* Start *

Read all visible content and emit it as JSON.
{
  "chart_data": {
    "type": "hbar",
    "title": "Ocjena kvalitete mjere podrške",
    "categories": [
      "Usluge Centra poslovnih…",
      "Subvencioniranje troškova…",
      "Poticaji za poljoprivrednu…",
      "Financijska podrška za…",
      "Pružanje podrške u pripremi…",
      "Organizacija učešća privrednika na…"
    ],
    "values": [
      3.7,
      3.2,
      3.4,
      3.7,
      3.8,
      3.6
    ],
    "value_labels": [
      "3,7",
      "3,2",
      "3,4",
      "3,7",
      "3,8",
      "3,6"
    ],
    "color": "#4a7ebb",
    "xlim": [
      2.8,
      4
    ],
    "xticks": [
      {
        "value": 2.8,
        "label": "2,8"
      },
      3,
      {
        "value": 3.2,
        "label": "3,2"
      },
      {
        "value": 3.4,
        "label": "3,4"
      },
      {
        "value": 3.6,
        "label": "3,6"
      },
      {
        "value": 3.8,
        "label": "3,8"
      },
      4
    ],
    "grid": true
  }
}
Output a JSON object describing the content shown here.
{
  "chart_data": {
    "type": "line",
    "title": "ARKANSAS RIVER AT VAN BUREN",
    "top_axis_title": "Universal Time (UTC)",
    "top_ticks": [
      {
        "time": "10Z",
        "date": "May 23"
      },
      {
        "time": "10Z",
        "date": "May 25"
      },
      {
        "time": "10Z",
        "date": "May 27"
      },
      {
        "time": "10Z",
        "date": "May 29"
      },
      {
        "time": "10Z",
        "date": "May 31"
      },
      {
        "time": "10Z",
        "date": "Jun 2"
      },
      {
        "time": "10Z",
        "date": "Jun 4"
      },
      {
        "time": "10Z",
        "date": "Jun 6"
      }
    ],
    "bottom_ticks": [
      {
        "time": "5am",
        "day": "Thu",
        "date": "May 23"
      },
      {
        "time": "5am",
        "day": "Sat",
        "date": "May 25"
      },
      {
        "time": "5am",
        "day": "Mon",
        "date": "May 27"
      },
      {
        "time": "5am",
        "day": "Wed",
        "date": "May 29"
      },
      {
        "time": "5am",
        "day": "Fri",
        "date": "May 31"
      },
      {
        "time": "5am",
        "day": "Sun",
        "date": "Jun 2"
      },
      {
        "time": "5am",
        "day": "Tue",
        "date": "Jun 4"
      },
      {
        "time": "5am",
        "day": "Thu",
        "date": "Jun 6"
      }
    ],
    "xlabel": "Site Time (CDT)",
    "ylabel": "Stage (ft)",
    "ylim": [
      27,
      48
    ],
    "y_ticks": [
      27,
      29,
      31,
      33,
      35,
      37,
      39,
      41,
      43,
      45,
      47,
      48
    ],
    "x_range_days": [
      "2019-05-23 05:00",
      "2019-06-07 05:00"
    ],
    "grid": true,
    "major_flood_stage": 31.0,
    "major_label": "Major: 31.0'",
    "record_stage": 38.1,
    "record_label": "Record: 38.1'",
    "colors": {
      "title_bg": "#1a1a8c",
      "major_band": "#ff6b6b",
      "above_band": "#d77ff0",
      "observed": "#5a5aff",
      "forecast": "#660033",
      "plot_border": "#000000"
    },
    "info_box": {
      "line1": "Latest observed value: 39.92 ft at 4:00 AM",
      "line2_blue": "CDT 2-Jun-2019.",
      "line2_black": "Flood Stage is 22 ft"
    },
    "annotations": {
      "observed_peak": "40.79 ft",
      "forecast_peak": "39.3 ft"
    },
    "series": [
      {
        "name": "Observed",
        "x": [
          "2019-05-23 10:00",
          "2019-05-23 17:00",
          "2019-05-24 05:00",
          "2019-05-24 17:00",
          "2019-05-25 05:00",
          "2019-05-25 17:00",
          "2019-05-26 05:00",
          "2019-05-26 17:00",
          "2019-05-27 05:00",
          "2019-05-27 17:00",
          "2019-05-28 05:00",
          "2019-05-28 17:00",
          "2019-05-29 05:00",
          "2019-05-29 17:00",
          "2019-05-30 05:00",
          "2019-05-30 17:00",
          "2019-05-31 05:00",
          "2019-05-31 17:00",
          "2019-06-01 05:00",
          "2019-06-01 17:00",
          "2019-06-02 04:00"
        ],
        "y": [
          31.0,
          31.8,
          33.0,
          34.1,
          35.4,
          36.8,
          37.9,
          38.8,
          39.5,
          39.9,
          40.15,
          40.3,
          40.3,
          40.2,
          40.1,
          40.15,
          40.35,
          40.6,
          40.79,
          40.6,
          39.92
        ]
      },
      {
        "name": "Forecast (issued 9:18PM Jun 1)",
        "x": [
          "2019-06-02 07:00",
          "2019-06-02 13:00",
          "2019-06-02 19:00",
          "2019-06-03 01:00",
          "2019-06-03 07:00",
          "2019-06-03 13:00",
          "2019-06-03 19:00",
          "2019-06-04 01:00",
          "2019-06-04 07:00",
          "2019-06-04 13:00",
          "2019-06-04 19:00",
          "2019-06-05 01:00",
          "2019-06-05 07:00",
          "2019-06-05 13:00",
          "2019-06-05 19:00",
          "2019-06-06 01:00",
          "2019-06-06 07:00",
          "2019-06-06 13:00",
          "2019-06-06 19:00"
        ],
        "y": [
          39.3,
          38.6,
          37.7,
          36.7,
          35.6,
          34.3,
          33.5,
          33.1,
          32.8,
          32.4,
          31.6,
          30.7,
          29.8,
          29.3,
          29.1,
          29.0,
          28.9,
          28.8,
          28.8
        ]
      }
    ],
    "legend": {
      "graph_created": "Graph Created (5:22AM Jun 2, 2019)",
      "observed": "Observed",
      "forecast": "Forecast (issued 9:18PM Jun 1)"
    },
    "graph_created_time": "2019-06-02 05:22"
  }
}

* End *

WHAT IS BEING ASKED:
Extract all of the material exactly as it is written.

ANSWER BELOW:
Read all visible content and emit it as JSON.
{
  "chart_data": {
    "type": "hbar",
    "title": "Ocjena kvalitete mjere podrške",
    "categories": [
      "Usluge Centra poslovnih…",
      "Subvencioniranje troškova…",
      "Poticaji za poljoprivrednu…",
      "Financijska podrška za…",
      "Pružanje podrške u pripremi…",
      "Organizacija učešća privrednika na…"
    ],
    "values": [
      3.7,
      3.2,
      3.4,
      3.7,
      3.8,
      3.6
    ],
    "value_labels": [
      "3,7",
      "3,2",
      "3,4",
      "3,7",
      "3,8",
      "3,6"
    ],
    "color": "#4a7ebb",
    "xlim": [
      2.8,
      4
    ],
    "xticks": [
      {
        "value": 2.8,
        "label": "2,8"
      },
      3,
      {
        "value": 3.2,
        "label": "3,2"
      },
      {
        "value": 3.4,
        "label": "3,4"
      },
      {
        "value": 3.6,
        "label": "3,6"
      },
      {
        "value": 3.8,
        "label": "3,8"
      },
      4
    ],
    "grid": true
  }
}
Output a JSON object describing the content shown here.
{
  "chart_data": {
    "type": "line",
    "title": "ARKANSAS RIVER AT VAN BUREN",
    "top_axis_title": "Universal Time (UTC)",
    "top_ticks": [
      {
        "time": "10Z",
        "date": "May 23"
      },
      {
        "time": "10Z",
        "date": "May 25"
      },
      {
        "time": "10Z",
        "date": "May 27"
      },
      {
        "time": "10Z",
        "date": "May 29"
      },
      {
        "time": "10Z",
        "date": "May 31"
      },
      {
        "time": "10Z",
        "date": "Jun 2"
      },
      {
        "time": "10Z",
        "date": "Jun 4"
      },
      {
        "time": "10Z",
        "date": "Jun 6"
      }
    ],
    "bottom_ticks": [
      {
        "time": "5am",
        "day": "Thu",
        "date": "May 23"
      },
      {
        "time": "5am",
        "day": "Sat",
        "date": "May 25"
      },
      {
        "time": "5am",
        "day": "Mon",
        "date": "May 27"
      },
      {
        "time": "5am",
        "day": "Wed",
        "date": "May 29"
      },
      {
        "time": "5am",
        "day": "Fri",
        "date": "May 31"
      },
      {
        "time": "5am",
        "day": "Sun",
        "date": "Jun 2"
      },
      {
        "time": "5am",
        "day": "Tue",
        "date": "Jun 4"
      },
      {
        "time": "5am",
        "day": "Thu",
        "date": "Jun 6"
      }
    ],
    "xlabel": "Site Time (CDT)",
    "ylabel": "Stage (ft)",
    "ylim": [
      27,
      48
    ],
    "y_ticks": [
      27,
      29,
      31,
      33,
      35,
      37,
      39,
      41,
      43,
      45,
      47,
      48
    ],
    "x_range_days": [
      "2019-05-23 05:00",
      "2019-06-07 05:00"
    ],
    "grid": true,
    "major_flood_stage": 31.0,
    "major_label": "Major: 31.0'",
    "record_stage": 38.1,
    "record_label": "Record: 38.1'",
    "colors": {
      "title_bg": "#1a1a8c",
      "major_band": "#ff6b6b",
      "above_band": "#d77ff0",
      "observed": "#5a5aff",
      "forecast": "#660033",
      "plot_border": "#000000"
    },
    "info_box": {
      "line1": "Latest observed value: 39.92 ft at 4:00 AM",
      "line2_blue": "CDT 2-Jun-2019.",
      "line2_black": "Flood Stage is 22 ft"
    },
    "annotations": {
      "observed_peak": "40.79 ft",
      "forecast_peak": "39.3 ft"
    },
    "series": [
      {
        "name": "Observed",
        "x": [
          "2019-05-23 10:00",
          "2019-05-23 17:00",
          "2019-05-24 05:00",
          "2019-05-24 17:00",
          "2019-05-25 05:00",
          "2019-05-25 17:00",
          "2019-05-26 05:00",
          "2019-05-26 17:00",
          "2019-05-27 05:00",
          "2019-05-27 17:00",
          "2019-05-28 05:00",
          "2019-05-28 17:00",
          "2019-05-29 05:00",
          "2019-05-29 17:00",
          "2019-05-30 05:00",
          "2019-05-30 17:00",
          "2019-05-31 05:00",
          "2019-05-31 17:00",
          "2019-06-01 05:00",
          "2019-06-01 17:00",
          "2019-06-02 04:00"
        ],
        "y": [
          31.0,
          31.8,
          33.0,
          34.1,
          35.4,
          36.8,
          37.9,
          38.8,
          39.5,
          39.9,
          40.15,
          40.3,
          40.3,
          40.2,
          40.1,
          40.15,
          40.35,
          40.6,
          40.79,
          40.6,
          39.92
        ]
      },
      {
        "name": "Forecast (issued 9:18PM Jun 1)",
        "x": [
          "2019-06-02 07:00",
          "2019-06-02 13:00",
          "2019-06-02 19:00",
          "2019-06-03 01:00",
          "2019-06-03 07:00",
          "2019-06-03 13:00",
          "2019-06-03 19:00",
          "2019-06-04 01:00",
          "2019-06-04 07:00",
          "2019-06-04 13:00",
          "2019-06-04 19:00",
          "2019-06-05 01:00",
          "2019-06-05 07:00",
          "2019-06-05 13:00",
          "2019-06-05 19:00",
          "2019-06-06 01:00",
          "2019-06-06 07:00",
          "2019-06-06 13:00",
          "2019-06-06 19:00"
        ],
        "y": [
          39.3,
          38.6,
          37.7,
          36.7,
          35.6,
          34.3,
          33.5,
          33.1,
          32.8,
          32.4,
          31.6,
          30.7,
          29.8,
          29.3,
          29.1,
          29.0,
          28.9,
          28.8,
          28.8
        ]
      }
    ],
    "legend": {
      "graph_created": "Graph Created (5:22AM Jun 2, 2019)",
      "observed": "Observed",
      "forecast": "Forecast (issued 9:18PM Jun 1)"
    },
    "graph_created_time": "2019-06-02 05:22"
  }
}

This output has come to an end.